From the listing below, pull out every line where the string "Letzter" appears.

[Data entries for graphics]
----
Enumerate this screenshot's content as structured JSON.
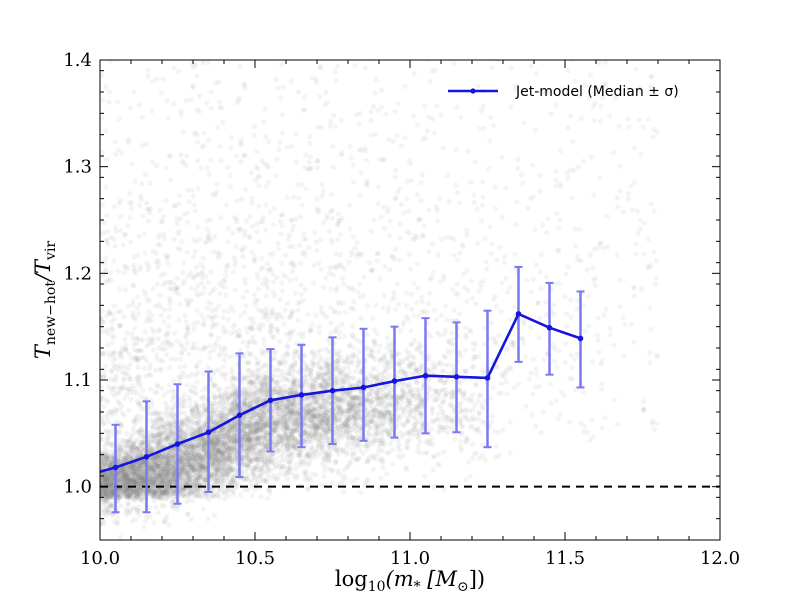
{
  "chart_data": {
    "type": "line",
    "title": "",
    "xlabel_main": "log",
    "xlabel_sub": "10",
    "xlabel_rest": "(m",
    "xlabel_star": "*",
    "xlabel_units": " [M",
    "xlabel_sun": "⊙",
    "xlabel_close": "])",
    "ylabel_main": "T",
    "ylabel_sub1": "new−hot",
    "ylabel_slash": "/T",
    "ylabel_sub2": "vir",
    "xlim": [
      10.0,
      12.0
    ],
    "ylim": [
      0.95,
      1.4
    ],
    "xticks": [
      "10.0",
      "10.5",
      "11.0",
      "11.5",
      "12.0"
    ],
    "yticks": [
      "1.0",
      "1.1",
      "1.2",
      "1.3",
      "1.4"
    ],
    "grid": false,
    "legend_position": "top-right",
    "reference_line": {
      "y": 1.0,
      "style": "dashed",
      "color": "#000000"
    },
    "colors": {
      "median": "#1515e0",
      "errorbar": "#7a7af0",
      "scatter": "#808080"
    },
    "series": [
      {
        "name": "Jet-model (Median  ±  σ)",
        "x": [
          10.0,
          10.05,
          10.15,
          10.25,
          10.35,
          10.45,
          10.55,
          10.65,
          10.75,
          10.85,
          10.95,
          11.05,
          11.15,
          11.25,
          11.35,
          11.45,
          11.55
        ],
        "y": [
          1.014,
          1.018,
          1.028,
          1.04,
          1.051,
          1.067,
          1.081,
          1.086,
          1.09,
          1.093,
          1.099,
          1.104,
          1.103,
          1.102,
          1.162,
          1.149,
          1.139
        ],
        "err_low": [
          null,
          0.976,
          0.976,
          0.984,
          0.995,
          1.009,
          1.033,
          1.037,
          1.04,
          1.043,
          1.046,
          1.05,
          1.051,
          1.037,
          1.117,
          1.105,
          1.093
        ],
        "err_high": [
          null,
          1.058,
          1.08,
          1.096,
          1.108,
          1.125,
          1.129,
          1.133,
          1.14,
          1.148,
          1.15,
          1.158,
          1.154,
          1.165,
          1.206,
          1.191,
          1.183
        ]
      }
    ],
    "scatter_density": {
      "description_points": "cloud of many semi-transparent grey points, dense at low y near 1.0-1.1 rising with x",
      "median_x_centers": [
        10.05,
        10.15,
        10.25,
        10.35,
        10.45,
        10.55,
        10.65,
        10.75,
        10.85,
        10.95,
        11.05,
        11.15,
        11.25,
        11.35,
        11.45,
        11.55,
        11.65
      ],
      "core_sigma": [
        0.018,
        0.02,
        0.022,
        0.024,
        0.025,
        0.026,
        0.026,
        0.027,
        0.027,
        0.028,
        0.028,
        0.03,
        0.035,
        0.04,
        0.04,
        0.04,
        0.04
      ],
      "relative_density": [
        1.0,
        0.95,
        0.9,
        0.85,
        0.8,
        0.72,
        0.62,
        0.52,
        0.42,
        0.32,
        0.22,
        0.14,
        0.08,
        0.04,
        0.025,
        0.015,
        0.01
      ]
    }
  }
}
----
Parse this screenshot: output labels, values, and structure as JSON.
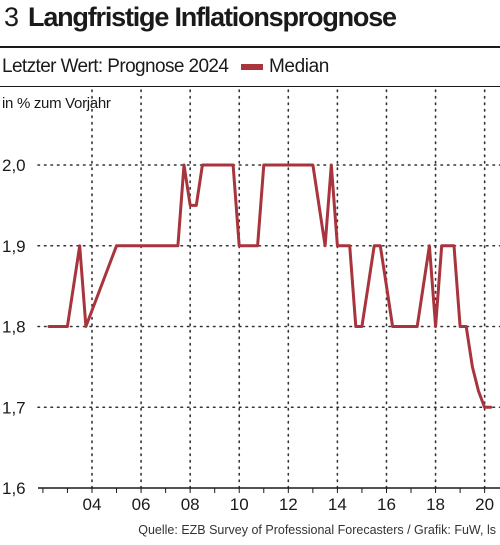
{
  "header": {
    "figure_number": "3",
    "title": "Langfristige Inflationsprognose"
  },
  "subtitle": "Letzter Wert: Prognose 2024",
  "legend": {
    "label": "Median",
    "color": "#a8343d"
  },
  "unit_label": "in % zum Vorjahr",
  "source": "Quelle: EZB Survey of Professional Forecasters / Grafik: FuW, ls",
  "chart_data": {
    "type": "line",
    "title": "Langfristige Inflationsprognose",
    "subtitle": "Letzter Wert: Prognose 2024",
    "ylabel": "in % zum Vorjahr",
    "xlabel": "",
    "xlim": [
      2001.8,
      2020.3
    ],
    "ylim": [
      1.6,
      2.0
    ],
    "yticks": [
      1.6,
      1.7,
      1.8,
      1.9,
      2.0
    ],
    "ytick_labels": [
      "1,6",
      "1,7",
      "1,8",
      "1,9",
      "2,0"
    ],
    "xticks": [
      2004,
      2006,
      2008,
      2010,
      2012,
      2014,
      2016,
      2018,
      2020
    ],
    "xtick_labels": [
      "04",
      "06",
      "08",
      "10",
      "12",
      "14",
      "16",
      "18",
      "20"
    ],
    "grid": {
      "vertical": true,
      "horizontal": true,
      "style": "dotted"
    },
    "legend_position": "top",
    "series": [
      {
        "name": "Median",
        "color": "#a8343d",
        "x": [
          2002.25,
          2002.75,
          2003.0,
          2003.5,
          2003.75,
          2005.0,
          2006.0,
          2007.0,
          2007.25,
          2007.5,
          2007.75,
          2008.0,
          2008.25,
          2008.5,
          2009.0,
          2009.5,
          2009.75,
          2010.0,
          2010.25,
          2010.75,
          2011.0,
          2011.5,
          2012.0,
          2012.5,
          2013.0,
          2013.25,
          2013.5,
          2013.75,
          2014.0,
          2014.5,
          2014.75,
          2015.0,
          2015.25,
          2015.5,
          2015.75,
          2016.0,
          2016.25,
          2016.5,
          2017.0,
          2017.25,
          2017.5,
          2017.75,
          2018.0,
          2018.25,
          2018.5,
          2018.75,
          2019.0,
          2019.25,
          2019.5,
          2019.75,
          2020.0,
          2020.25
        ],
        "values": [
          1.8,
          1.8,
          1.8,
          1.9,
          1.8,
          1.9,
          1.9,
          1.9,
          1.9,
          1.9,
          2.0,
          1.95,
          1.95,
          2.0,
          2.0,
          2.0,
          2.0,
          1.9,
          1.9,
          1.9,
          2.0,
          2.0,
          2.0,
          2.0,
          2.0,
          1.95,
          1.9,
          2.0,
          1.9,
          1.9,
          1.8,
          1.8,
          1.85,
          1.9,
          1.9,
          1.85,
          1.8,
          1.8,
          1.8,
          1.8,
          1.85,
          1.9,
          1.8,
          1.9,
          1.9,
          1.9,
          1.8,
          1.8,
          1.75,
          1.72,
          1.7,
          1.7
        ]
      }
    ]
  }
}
----
Exercise result:
  "subtitle": "Letzter Wert: Prognose 2024",
    "subtitle": "Letzter Wert: Prognose 2024",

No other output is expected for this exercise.